> [Given instruction]
Everything in the data should be repeated exactly, save for the images.

> [Information shown]
============================================================
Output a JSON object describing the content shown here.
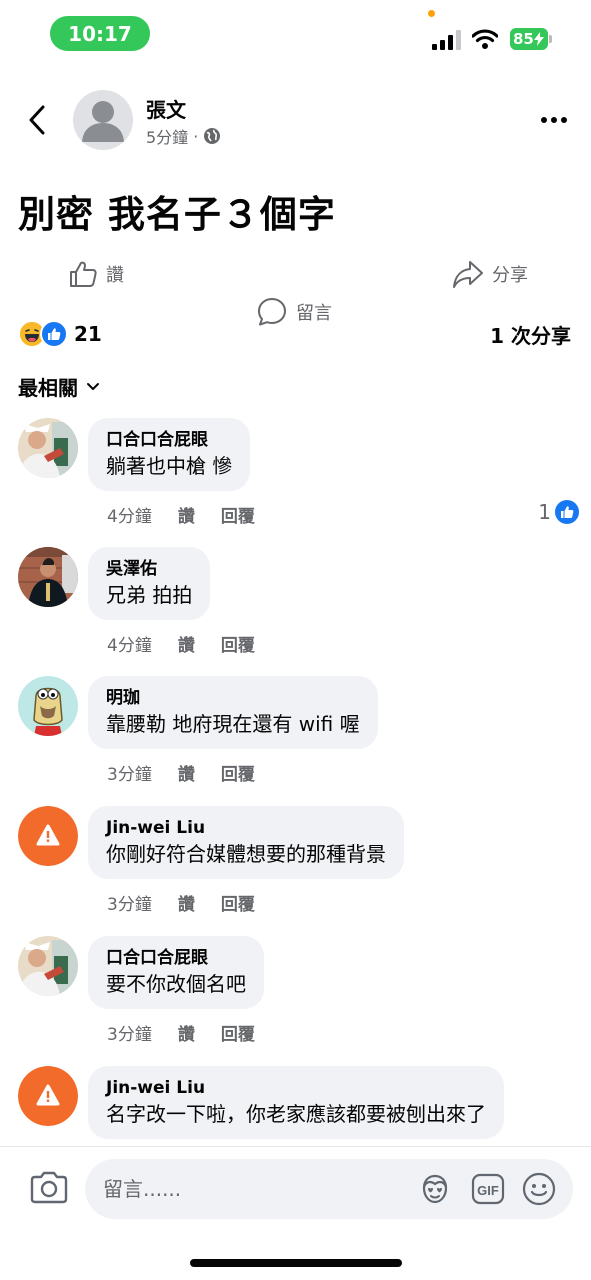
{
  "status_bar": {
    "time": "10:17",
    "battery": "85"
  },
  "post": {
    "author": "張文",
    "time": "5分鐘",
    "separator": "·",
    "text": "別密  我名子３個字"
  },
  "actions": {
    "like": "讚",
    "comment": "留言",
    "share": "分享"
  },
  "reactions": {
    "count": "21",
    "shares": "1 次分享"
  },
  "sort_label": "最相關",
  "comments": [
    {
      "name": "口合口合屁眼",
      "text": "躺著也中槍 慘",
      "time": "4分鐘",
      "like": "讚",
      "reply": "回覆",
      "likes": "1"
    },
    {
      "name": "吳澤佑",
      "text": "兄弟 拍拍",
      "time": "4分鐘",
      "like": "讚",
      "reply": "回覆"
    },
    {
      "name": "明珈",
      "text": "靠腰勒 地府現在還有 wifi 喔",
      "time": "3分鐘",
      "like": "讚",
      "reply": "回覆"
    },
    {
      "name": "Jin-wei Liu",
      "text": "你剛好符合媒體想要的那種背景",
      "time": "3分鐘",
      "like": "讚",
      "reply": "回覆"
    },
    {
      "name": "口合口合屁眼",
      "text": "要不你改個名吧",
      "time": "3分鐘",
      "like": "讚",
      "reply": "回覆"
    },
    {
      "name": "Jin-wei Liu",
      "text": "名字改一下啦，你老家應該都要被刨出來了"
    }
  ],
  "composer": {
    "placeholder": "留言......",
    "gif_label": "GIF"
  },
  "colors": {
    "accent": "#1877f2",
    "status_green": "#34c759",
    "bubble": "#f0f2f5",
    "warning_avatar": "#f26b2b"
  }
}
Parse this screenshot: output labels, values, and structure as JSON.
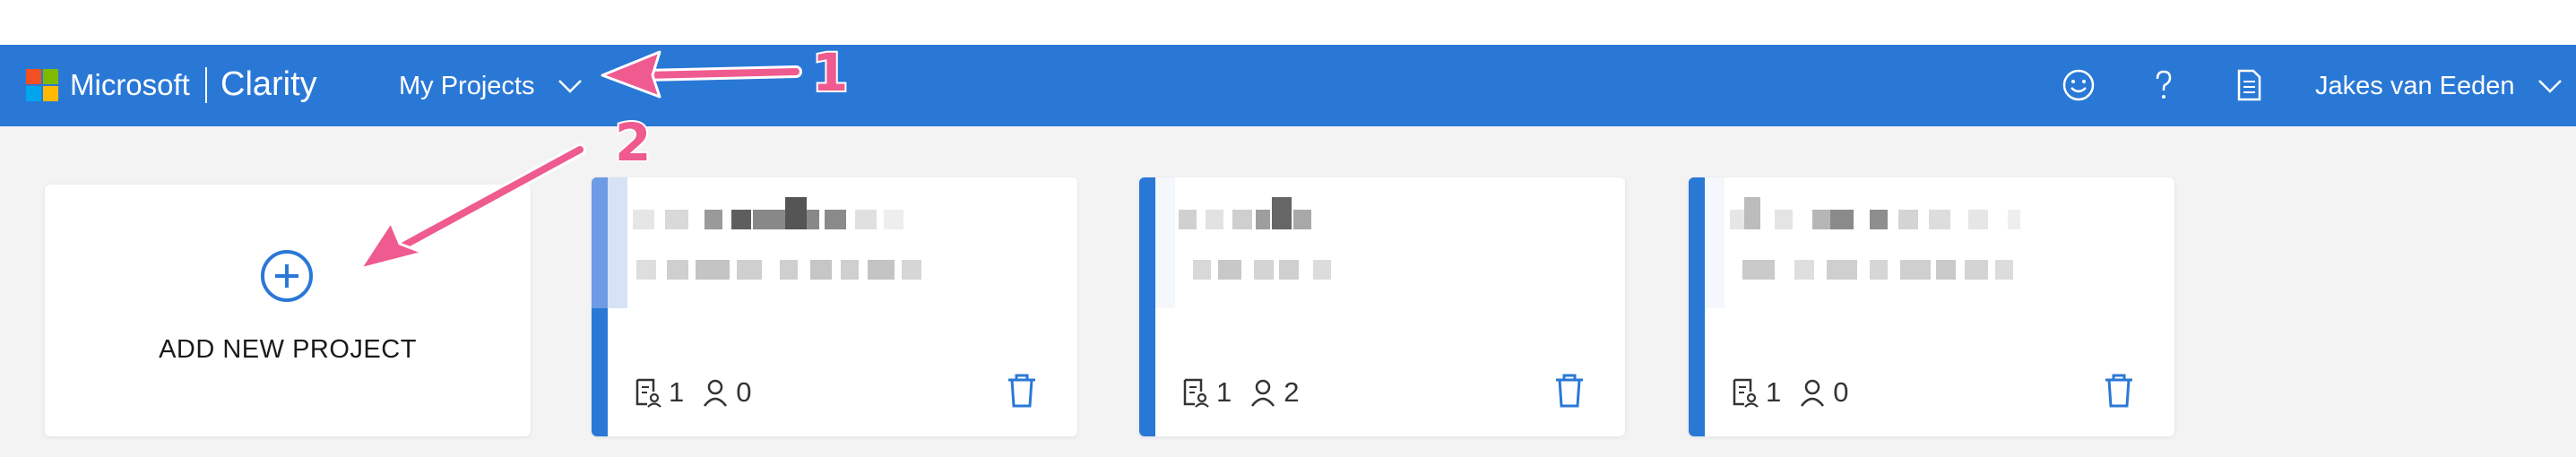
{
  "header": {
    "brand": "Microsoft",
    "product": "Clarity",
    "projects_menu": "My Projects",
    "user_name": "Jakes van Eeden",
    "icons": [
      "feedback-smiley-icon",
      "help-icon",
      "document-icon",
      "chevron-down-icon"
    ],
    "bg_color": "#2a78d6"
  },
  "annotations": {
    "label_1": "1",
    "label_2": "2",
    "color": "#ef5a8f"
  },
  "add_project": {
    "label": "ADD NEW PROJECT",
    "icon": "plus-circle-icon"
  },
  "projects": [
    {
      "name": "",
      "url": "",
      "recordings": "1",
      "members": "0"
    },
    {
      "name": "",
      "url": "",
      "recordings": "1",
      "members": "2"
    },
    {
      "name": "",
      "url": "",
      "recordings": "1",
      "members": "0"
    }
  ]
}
============================================================
> [Response for this exercise]
Output a JSON object describing the content shown here.
{
  "status_bar": {
    "time": "10:17",
    "battery": "85"
  },
  "post": {
    "author": "張文",
    "time": "5分鐘",
    "separator": "·",
    "text": "別密  我名子３個字"
  },
  "actions": {
    "like": "讚",
    "comment": "留言",
    "share": "分享"
  },
  "reactions": {
    "count": "21",
    "shares": "1 次分享"
  },
  "sort_label": "最相關",
  "comments": [
    {
      "name": "口合口合屁眼",
      "text": "躺著也中槍 慘",
      "time": "4分鐘",
      "like": "讚",
      "reply": "回覆",
      "likes": "1"
    },
    {
      "name": "吳澤佑",
      "text": "兄弟 拍拍",
      "time": "4分鐘",
      "like": "讚",
      "reply": "回覆"
    },
    {
      "name": "明珈",
      "text": "靠腰勒 地府現在還有 wifi 喔",
      "time": "3分鐘",
      "like": "讚",
      "reply": "回覆"
    },
    {
      "name": "Jin-wei Liu",
      "text": "你剛好符合媒體想要的那種背景",
      "time": "3分鐘",
      "like": "讚",
      "reply": "回覆"
    },
    {
      "name": "口合口合屁眼",
      "text": "要不你改個名吧",
      "time": "3分鐘",
      "like": "讚",
      "reply": "回覆"
    },
    {
      "name": "Jin-wei Liu",
      "text": "名字改一下啦，你老家應該都要被刨出來了"
    }
  ],
  "composer": {
    "placeholder": "留言......",
    "gif_label": "GIF"
  },
  "colors": {
    "accent": "#1877f2",
    "status_green": "#34c759",
    "bubble": "#f0f2f5",
    "warning_avatar": "#f26b2b"
  }
}
Parse this screenshot: output labels, values, and structure as JSON.
{
  "header": {
    "brand": "Microsoft",
    "product": "Clarity",
    "projects_menu": "My Projects",
    "user_name": "Jakes van Eeden",
    "icons": [
      "feedback-smiley-icon",
      "help-icon",
      "document-icon",
      "chevron-down-icon"
    ],
    "bg_color": "#2a78d6"
  },
  "annotations": {
    "label_1": "1",
    "label_2": "2",
    "color": "#ef5a8f"
  },
  "add_project": {
    "label": "ADD NEW PROJECT",
    "icon": "plus-circle-icon"
  },
  "projects": [
    {
      "name": "",
      "url": "",
      "recordings": "1",
      "members": "0"
    },
    {
      "name": "",
      "url": "",
      "recordings": "1",
      "members": "2"
    },
    {
      "name": "",
      "url": "",
      "recordings": "1",
      "members": "0"
    }
  ]
}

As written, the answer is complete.